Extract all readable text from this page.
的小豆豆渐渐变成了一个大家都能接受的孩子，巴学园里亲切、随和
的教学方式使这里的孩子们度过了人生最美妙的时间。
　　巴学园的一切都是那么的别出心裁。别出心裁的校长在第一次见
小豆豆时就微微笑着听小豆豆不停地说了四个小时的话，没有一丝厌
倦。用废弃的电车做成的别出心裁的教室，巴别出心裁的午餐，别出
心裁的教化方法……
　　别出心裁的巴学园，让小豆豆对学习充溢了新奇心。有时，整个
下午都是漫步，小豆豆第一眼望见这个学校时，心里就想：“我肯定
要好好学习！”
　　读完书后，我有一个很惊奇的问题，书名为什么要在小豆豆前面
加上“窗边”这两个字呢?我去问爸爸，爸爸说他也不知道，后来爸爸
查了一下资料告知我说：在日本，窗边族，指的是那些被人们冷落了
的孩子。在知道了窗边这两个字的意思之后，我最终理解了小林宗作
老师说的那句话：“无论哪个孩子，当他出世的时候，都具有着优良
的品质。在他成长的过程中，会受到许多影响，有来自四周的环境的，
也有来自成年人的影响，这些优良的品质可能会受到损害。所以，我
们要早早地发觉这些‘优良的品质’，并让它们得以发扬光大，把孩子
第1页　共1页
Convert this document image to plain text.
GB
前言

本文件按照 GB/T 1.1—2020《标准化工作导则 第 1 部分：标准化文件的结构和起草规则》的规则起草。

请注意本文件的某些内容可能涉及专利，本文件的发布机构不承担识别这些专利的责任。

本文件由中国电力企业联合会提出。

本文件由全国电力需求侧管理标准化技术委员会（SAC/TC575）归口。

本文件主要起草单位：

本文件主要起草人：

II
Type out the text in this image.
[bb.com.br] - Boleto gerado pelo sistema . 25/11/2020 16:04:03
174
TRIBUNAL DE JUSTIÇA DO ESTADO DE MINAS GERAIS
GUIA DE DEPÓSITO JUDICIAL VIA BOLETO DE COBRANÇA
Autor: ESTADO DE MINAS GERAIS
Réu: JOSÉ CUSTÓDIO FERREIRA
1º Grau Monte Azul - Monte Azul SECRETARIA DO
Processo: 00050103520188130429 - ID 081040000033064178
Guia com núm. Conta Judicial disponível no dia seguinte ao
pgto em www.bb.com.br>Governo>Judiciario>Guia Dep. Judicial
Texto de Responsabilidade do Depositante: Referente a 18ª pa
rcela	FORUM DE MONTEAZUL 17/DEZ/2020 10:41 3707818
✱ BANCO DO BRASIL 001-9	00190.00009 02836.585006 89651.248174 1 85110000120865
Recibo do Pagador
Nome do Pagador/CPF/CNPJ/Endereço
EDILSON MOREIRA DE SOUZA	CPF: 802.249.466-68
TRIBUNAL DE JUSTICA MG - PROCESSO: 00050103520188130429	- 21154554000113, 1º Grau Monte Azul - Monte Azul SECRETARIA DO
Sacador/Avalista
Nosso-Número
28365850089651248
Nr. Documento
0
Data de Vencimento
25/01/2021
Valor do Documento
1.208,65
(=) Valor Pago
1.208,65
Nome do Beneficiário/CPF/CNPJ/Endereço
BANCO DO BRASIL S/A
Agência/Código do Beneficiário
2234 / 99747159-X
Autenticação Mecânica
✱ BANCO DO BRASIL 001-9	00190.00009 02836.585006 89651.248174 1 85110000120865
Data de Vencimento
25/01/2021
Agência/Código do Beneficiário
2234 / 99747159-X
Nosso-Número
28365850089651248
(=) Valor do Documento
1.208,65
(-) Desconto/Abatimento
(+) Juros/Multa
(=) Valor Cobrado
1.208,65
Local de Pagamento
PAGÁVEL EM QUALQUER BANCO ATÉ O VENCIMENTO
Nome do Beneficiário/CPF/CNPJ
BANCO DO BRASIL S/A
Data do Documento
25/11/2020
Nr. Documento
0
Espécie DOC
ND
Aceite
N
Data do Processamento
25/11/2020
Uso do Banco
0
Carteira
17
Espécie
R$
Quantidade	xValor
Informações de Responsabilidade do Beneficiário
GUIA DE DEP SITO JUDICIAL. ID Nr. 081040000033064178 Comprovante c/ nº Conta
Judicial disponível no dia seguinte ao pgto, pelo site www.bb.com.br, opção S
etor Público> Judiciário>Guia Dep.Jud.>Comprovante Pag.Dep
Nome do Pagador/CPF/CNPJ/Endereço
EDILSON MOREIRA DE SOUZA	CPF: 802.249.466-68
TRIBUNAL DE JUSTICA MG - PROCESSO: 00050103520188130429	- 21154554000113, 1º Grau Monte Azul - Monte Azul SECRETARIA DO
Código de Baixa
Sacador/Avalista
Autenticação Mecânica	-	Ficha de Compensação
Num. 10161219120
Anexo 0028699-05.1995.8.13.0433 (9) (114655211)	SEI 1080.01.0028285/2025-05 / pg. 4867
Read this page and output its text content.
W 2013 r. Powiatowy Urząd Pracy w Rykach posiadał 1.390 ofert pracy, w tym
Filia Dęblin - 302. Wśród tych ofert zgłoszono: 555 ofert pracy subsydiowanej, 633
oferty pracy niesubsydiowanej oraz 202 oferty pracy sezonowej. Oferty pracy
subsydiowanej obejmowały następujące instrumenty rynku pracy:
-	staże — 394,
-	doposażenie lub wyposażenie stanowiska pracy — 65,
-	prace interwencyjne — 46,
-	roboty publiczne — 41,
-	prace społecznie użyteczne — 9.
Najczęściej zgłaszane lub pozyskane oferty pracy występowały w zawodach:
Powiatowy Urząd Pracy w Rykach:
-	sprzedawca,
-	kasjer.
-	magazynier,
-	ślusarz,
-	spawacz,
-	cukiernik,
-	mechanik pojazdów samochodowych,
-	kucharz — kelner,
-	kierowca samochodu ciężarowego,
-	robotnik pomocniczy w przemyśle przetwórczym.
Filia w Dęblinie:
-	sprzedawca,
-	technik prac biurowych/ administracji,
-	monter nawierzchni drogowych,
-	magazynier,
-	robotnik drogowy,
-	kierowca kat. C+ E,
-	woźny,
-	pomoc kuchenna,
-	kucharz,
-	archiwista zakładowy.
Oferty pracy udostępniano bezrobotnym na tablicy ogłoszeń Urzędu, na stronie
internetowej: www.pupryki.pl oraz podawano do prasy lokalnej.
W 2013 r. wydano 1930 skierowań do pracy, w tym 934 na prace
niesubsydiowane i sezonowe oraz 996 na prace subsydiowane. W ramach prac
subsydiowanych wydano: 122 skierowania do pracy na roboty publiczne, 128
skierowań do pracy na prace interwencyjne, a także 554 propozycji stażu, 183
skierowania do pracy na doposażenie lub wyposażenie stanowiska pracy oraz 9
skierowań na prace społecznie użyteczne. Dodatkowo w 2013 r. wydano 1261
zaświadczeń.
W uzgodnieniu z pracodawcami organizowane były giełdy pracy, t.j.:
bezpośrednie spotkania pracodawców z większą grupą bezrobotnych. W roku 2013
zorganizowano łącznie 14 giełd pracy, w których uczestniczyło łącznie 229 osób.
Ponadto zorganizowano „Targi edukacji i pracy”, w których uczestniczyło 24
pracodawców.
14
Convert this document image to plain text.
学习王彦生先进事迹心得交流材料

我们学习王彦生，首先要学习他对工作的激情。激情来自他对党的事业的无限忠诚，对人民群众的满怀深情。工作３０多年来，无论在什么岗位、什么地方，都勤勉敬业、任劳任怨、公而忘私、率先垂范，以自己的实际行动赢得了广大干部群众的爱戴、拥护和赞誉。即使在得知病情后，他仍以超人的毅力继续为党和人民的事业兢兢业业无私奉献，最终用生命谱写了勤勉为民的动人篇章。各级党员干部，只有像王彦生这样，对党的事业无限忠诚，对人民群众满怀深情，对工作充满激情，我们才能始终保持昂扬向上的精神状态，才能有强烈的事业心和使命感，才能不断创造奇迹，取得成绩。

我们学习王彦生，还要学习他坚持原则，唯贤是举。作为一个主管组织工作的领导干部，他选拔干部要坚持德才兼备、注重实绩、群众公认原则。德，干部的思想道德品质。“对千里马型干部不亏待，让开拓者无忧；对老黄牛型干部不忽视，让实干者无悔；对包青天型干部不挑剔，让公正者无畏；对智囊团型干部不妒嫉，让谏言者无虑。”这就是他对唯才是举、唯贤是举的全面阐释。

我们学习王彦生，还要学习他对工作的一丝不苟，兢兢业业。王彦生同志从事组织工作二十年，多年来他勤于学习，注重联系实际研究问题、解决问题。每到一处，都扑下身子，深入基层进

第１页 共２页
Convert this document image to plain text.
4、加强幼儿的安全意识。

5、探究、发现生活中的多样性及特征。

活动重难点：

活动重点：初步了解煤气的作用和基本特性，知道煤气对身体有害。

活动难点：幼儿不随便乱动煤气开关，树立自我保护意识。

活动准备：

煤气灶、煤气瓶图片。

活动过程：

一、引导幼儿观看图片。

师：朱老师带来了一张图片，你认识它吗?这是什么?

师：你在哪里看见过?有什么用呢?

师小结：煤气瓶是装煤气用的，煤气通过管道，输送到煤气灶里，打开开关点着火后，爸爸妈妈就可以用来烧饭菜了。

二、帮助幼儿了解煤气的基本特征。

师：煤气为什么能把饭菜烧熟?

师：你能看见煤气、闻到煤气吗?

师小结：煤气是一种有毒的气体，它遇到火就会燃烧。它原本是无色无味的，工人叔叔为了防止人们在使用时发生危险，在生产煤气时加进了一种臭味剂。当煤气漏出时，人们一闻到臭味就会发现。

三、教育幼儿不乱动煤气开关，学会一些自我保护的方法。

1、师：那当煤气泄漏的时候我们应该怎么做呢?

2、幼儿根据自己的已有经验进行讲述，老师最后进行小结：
· · · · · · ·
TASK DESCRIPTION: Find the lines above that contain the word "prace" and collect them.

IN RESPONSE:
-	prace interwencyjne — 46,
-	prace społecznie użyteczne — 9.
W 2013 r. wydano 1930 skierowań do pracy, w tym 934 na prace
niesubsydiowane i sezonowe oraz 996 na prace subsydiowane. W ramach prac
skierowań do pracy na prace interwencyjne, a także 554 propozycji stażu, 183
skierowań na prace społecznie użyteczne. Dodatkowo w 2013 r. wydano 1261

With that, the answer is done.